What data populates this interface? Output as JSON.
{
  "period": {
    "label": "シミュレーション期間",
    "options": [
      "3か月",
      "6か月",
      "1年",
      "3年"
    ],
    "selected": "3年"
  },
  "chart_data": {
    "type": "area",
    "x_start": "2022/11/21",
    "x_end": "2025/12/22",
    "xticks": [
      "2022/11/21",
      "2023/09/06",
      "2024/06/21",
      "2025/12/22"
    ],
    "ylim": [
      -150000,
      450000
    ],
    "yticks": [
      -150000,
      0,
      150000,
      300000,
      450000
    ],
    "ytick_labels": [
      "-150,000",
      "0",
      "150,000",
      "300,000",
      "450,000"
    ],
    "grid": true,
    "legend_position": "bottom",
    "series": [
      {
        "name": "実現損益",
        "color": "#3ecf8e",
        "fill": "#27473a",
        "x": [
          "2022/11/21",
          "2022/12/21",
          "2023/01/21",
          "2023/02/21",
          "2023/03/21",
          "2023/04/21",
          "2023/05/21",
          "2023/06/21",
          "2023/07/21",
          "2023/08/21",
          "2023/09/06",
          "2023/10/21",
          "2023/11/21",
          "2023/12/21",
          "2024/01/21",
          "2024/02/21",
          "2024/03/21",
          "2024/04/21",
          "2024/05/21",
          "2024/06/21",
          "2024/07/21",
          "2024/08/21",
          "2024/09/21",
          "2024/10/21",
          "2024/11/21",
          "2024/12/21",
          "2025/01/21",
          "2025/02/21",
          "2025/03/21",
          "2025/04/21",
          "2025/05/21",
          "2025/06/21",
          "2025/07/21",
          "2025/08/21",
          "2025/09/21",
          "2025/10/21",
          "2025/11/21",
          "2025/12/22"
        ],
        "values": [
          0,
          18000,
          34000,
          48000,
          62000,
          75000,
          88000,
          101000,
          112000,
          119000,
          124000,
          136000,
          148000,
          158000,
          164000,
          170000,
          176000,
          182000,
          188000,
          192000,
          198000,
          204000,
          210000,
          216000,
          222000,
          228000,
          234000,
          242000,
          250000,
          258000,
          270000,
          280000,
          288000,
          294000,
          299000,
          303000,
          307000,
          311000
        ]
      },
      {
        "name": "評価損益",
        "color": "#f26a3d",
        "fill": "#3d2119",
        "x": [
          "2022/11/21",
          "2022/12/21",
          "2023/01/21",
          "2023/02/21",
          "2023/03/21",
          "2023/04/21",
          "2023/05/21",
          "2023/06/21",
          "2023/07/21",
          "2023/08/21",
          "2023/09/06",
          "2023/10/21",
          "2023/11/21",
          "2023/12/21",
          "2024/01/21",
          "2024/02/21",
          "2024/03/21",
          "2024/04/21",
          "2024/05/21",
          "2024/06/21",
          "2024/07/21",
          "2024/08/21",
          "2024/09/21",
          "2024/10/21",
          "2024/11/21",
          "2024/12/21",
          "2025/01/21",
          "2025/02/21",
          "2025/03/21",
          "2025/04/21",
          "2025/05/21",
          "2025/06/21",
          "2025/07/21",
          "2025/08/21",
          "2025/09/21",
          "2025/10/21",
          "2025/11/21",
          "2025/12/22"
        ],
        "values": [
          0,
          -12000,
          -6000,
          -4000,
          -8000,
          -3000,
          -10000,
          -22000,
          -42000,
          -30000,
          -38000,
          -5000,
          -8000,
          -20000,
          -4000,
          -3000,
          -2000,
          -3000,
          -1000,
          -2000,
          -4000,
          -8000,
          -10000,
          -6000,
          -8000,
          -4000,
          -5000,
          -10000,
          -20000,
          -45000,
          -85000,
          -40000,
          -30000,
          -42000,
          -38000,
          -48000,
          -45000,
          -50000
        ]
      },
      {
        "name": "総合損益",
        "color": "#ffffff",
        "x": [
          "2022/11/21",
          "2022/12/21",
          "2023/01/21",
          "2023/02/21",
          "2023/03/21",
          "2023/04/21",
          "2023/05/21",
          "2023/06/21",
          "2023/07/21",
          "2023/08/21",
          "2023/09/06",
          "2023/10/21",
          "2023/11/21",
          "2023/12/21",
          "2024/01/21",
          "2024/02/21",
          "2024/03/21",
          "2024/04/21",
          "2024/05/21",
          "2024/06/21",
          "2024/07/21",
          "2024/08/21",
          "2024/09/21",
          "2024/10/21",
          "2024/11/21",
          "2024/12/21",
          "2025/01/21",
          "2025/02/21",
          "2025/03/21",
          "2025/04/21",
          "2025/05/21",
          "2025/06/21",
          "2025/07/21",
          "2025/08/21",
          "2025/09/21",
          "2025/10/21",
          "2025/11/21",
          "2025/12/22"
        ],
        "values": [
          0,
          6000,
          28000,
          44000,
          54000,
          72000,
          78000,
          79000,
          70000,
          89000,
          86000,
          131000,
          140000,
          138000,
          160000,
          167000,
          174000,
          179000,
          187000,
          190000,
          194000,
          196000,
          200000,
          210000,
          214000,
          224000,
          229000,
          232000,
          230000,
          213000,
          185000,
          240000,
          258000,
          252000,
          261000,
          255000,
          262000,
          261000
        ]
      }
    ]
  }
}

● INSTRUCTIONS FOR THE TASK:
Each record above should be returned exactly as it appears.

● ANSWER FOR THE TASK:
What data populates this interface? Output as JSON.
{
  "period": {
    "label": "シミュレーション期間",
    "options": [
      "3か月",
      "6か月",
      "1年",
      "3年"
    ],
    "selected": "3年"
  },
  "chart_data": {
    "type": "area",
    "x_start": "2022/11/21",
    "x_end": "2025/12/22",
    "xticks": [
      "2022/11/21",
      "2023/09/06",
      "2024/06/21",
      "2025/12/22"
    ],
    "ylim": [
      -150000,
      450000
    ],
    "yticks": [
      -150000,
      0,
      150000,
      300000,
      450000
    ],
    "ytick_labels": [
      "-150,000",
      "0",
      "150,000",
      "300,000",
      "450,000"
    ],
    "grid": true,
    "legend_position": "bottom",
    "series": [
      {
        "name": "実現損益",
        "color": "#3ecf8e",
        "fill": "#27473a",
        "x": [
          "2022/11/21",
          "2022/12/21",
          "2023/01/21",
          "2023/02/21",
          "2023/03/21",
          "2023/04/21",
          "2023/05/21",
          "2023/06/21",
          "2023/07/21",
          "2023/08/21",
          "2023/09/06",
          "2023/10/21",
          "2023/11/21",
          "2023/12/21",
          "2024/01/21",
          "2024/02/21",
          "2024/03/21",
          "2024/04/21",
          "2024/05/21",
          "2024/06/21",
          "2024/07/21",
          "2024/08/21",
          "2024/09/21",
          "2024/10/21",
          "2024/11/21",
          "2024/12/21",
          "2025/01/21",
          "2025/02/21",
          "2025/03/21",
          "2025/04/21",
          "2025/05/21",
          "2025/06/21",
          "2025/07/21",
          "2025/08/21",
          "2025/09/21",
          "2025/10/21",
          "2025/11/21",
          "2025/12/22"
        ],
        "values": [
          0,
          18000,
          34000,
          48000,
          62000,
          75000,
          88000,
          101000,
          112000,
          119000,
          124000,
          136000,
          148000,
          158000,
          164000,
          170000,
          176000,
          182000,
          188000,
          192000,
          198000,
          204000,
          210000,
          216000,
          222000,
          228000,
          234000,
          242000,
          250000,
          258000,
          270000,
          280000,
          288000,
          294000,
          299000,
          303000,
          307000,
          311000
        ]
      },
      {
        "name": "評価損益",
        "color": "#f26a3d",
        "fill": "#3d2119",
        "x": [
          "2022/11/21",
          "2022/12/21",
          "2023/01/21",
          "2023/02/21",
          "2023/03/21",
          "2023/04/21",
          "2023/05/21",
          "2023/06/21",
          "2023/07/21",
          "2023/08/21",
          "2023/09/06",
          "2023/10/21",
          "2023/11/21",
          "2023/12/21",
          "2024/01/21",
          "2024/02/21",
          "2024/03/21",
          "2024/04/21",
          "2024/05/21",
          "2024/06/21",
          "2024/07/21",
          "2024/08/21",
          "2024/09/21",
          "2024/10/21",
          "2024/11/21",
          "2024/12/21",
          "2025/01/21",
          "2025/02/21",
          "2025/03/21",
          "2025/04/21",
          "2025/05/21",
          "2025/06/21",
          "2025/07/21",
          "2025/08/21",
          "2025/09/21",
          "2025/10/21",
          "2025/11/21",
          "2025/12/22"
        ],
        "values": [
          0,
          -12000,
          -6000,
          -4000,
          -8000,
          -3000,
          -10000,
          -22000,
          -42000,
          -30000,
          -38000,
          -5000,
          -8000,
          -20000,
          -4000,
          -3000,
          -2000,
          -3000,
          -1000,
          -2000,
          -4000,
          -8000,
          -10000,
          -6000,
          -8000,
          -4000,
          -5000,
          -10000,
          -20000,
          -45000,
          -85000,
          -40000,
          -30000,
          -42000,
          -38000,
          -48000,
          -45000,
          -50000
        ]
      },
      {
        "name": "総合損益",
        "color": "#ffffff",
        "x": [
          "2022/11/21",
          "2022/12/21",
          "2023/01/21",
          "2023/02/21",
          "2023/03/21",
          "2023/04/21",
          "2023/05/21",
          "2023/06/21",
          "2023/07/21",
          "2023/08/21",
          "2023/09/06",
          "2023/10/21",
          "2023/11/21",
          "2023/12/21",
          "2024/01/21",
          "2024/02/21",
          "2024/03/21",
          "2024/04/21",
          "2024/05/21",
          "2024/06/21",
          "2024/07/21",
          "2024/08/21",
          "2024/09/21",
          "2024/10/21",
          "2024/11/21",
          "2024/12/21",
          "2025/01/21",
          "2025/02/21",
          "2025/03/21",
          "2025/04/21",
          "2025/05/21",
          "2025/06/21",
          "2025/07/21",
          "2025/08/21",
          "2025/09/21",
          "2025/10/21",
          "2025/11/21",
          "2025/12/22"
        ],
        "values": [
          0,
          6000,
          28000,
          44000,
          54000,
          72000,
          78000,
          79000,
          70000,
          89000,
          86000,
          131000,
          140000,
          138000,
          160000,
          167000,
          174000,
          179000,
          187000,
          190000,
          194000,
          196000,
          200000,
          210000,
          214000,
          224000,
          229000,
          232000,
          230000,
          213000,
          185000,
          240000,
          258000,
          252000,
          261000,
          255000,
          262000,
          261000
        ]
      }
    ]
  }
}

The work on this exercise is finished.